## Given information
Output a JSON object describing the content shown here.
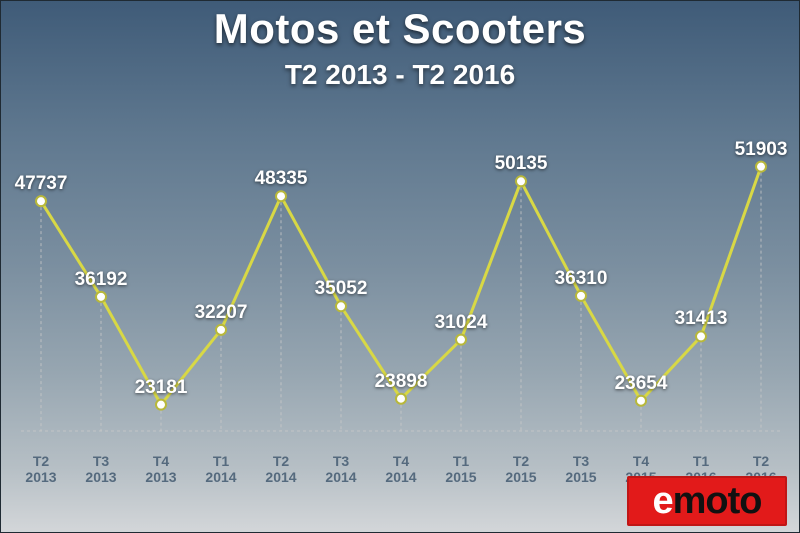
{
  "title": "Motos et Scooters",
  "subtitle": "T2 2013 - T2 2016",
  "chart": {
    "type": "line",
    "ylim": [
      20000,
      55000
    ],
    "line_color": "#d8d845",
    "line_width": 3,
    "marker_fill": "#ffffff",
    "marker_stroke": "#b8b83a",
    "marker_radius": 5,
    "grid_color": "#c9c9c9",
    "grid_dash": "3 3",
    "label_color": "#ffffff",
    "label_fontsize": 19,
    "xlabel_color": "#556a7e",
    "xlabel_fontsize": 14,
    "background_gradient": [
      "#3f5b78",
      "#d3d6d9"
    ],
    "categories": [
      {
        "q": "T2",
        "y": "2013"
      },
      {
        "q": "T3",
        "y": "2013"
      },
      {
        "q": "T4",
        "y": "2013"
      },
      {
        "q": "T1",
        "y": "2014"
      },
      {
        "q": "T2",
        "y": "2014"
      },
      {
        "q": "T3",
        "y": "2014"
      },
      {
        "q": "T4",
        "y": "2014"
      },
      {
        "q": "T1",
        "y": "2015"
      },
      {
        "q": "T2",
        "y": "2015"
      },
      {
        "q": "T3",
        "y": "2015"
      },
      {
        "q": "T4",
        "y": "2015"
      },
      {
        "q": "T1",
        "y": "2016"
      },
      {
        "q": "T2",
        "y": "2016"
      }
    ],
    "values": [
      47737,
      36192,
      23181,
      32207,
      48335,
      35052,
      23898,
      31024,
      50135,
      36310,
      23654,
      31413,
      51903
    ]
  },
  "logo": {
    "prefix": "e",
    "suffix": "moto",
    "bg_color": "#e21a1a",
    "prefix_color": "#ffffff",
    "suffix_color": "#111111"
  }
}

## Direction
All preceding records should be duplicated verbatim, images excepted.

## Solution to this task
Output a JSON object describing the content shown here.
{
  "title": "Motos et Scooters",
  "subtitle": "T2 2013 - T2 2016",
  "chart": {
    "type": "line",
    "ylim": [
      20000,
      55000
    ],
    "line_color": "#d8d845",
    "line_width": 3,
    "marker_fill": "#ffffff",
    "marker_stroke": "#b8b83a",
    "marker_radius": 5,
    "grid_color": "#c9c9c9",
    "grid_dash": "3 3",
    "label_color": "#ffffff",
    "label_fontsize": 19,
    "xlabel_color": "#556a7e",
    "xlabel_fontsize": 14,
    "background_gradient": [
      "#3f5b78",
      "#d3d6d9"
    ],
    "categories": [
      {
        "q": "T2",
        "y": "2013"
      },
      {
        "q": "T3",
        "y": "2013"
      },
      {
        "q": "T4",
        "y": "2013"
      },
      {
        "q": "T1",
        "y": "2014"
      },
      {
        "q": "T2",
        "y": "2014"
      },
      {
        "q": "T3",
        "y": "2014"
      },
      {
        "q": "T4",
        "y": "2014"
      },
      {
        "q": "T1",
        "y": "2015"
      },
      {
        "q": "T2",
        "y": "2015"
      },
      {
        "q": "T3",
        "y": "2015"
      },
      {
        "q": "T4",
        "y": "2015"
      },
      {
        "q": "T1",
        "y": "2016"
      },
      {
        "q": "T2",
        "y": "2016"
      }
    ],
    "values": [
      47737,
      36192,
      23181,
      32207,
      48335,
      35052,
      23898,
      31024,
      50135,
      36310,
      23654,
      31413,
      51903
    ]
  },
  "logo": {
    "prefix": "e",
    "suffix": "moto",
    "bg_color": "#e21a1a",
    "prefix_color": "#ffffff",
    "suffix_color": "#111111"
  }
}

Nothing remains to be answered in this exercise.